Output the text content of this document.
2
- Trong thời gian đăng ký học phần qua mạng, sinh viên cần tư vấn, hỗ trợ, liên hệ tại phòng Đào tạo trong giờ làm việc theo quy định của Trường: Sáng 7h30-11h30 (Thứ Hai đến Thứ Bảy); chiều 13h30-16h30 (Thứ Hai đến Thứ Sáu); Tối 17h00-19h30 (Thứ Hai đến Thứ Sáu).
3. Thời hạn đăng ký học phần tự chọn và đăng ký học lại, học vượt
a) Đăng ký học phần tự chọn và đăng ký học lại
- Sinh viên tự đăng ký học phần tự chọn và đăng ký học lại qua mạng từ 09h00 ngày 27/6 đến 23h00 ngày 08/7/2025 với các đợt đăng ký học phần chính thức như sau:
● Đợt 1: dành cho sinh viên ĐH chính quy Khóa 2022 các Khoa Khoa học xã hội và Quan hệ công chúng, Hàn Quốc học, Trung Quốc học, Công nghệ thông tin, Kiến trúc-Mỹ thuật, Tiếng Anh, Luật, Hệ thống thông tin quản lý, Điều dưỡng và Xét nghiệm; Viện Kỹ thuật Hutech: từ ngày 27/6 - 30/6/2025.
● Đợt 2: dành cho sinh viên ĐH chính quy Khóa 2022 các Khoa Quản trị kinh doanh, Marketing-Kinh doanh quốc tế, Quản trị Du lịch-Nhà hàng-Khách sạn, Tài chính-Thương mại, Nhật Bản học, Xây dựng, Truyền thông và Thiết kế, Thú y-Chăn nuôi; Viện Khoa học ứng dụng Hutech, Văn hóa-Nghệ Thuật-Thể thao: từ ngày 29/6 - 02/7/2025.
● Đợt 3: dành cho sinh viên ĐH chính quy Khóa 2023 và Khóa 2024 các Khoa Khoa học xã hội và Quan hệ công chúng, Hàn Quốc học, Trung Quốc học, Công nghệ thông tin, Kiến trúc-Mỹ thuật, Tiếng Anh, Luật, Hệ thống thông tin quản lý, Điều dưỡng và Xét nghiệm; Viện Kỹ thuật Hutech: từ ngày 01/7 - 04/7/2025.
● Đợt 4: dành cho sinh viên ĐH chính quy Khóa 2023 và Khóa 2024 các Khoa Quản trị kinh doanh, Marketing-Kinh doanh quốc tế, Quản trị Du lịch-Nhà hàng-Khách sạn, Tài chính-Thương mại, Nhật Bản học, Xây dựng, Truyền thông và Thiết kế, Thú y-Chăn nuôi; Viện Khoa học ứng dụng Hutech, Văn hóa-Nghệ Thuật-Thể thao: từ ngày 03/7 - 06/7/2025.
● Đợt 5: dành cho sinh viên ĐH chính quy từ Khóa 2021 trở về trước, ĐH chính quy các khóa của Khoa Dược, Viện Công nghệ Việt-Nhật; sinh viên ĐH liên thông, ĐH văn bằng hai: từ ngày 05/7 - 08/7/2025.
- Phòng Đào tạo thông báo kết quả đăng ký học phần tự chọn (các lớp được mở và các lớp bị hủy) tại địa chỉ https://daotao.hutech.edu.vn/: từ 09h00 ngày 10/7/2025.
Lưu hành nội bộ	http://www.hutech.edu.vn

+===+

### EXERCISE AIM
Quote each line of the listing above exactly.

### CORRECT OUTPUT
Output the text content of this document.
2
- Trong thời gian đăng ký học phần qua mạng, sinh viên cần tư vấn, hỗ trợ, liên hệ tại phòng Đào tạo trong giờ làm việc theo quy định của Trường: Sáng 7h30-11h30 (Thứ Hai đến Thứ Bảy); chiều 13h30-16h30 (Thứ Hai đến Thứ Sáu); Tối 17h00-19h30 (Thứ Hai đến Thứ Sáu).
3. Thời hạn đăng ký học phần tự chọn và đăng ký học lại, học vượt
a) Đăng ký học phần tự chọn và đăng ký học lại
- Sinh viên tự đăng ký học phần tự chọn và đăng ký học lại qua mạng từ 09h00 ngày 27/6 đến 23h00 ngày 08/7/2025 với các đợt đăng ký học phần chính thức như sau:
● Đợt 1: dành cho sinh viên ĐH chính quy Khóa 2022 các Khoa Khoa học xã hội và Quan hệ công chúng, Hàn Quốc học, Trung Quốc học, Công nghệ thông tin, Kiến trúc-Mỹ thuật, Tiếng Anh, Luật, Hệ thống thông tin quản lý, Điều dưỡng và Xét nghiệm; Viện Kỹ thuật Hutech: từ ngày 27/6 - 30/6/2025.
● Đợt 2: dành cho sinh viên ĐH chính quy Khóa 2022 các Khoa Quản trị kinh doanh, Marketing-Kinh doanh quốc tế, Quản trị Du lịch-Nhà hàng-Khách sạn, Tài chính-Thương mại, Nhật Bản học, Xây dựng, Truyền thông và Thiết kế, Thú y-Chăn nuôi; Viện Khoa học ứng dụng Hutech, Văn hóa-Nghệ Thuật-Thể thao: từ ngày 29/6 - 02/7/2025.
● Đợt 3: dành cho sinh viên ĐH chính quy Khóa 2023 và Khóa 2024 các Khoa Khoa học xã hội và Quan hệ công chúng, Hàn Quốc học, Trung Quốc học, Công nghệ thông tin, Kiến trúc-Mỹ thuật, Tiếng Anh, Luật, Hệ thống thông tin quản lý, Điều dưỡng và Xét nghiệm; Viện Kỹ thuật Hutech: từ ngày 01/7 - 04/7/2025.
● Đợt 4: dành cho sinh viên ĐH chính quy Khóa 2023 và Khóa 2024 các Khoa Quản trị kinh doanh, Marketing-Kinh doanh quốc tế, Quản trị Du lịch-Nhà hàng-Khách sạn, Tài chính-Thương mại, Nhật Bản học, Xây dựng, Truyền thông và Thiết kế, Thú y-Chăn nuôi; Viện Khoa học ứng dụng Hutech, Văn hóa-Nghệ Thuật-Thể thao: từ ngày 03/7 - 06/7/2025.
● Đợt 5: dành cho sinh viên ĐH chính quy từ Khóa 2021 trở về trước, ĐH chính quy các khóa của Khoa Dược, Viện Công nghệ Việt-Nhật; sinh viên ĐH liên thông, ĐH văn bằng hai: từ ngày 05/7 - 08/7/2025.
- Phòng Đào tạo thông báo kết quả đăng ký học phần tự chọn (các lớp được mở và các lớp bị hủy) tại địa chỉ https://daotao.hutech.edu.vn/: từ 09h00 ngày 10/7/2025.
Lưu hành nội bộ	http://www.hutech.edu.vn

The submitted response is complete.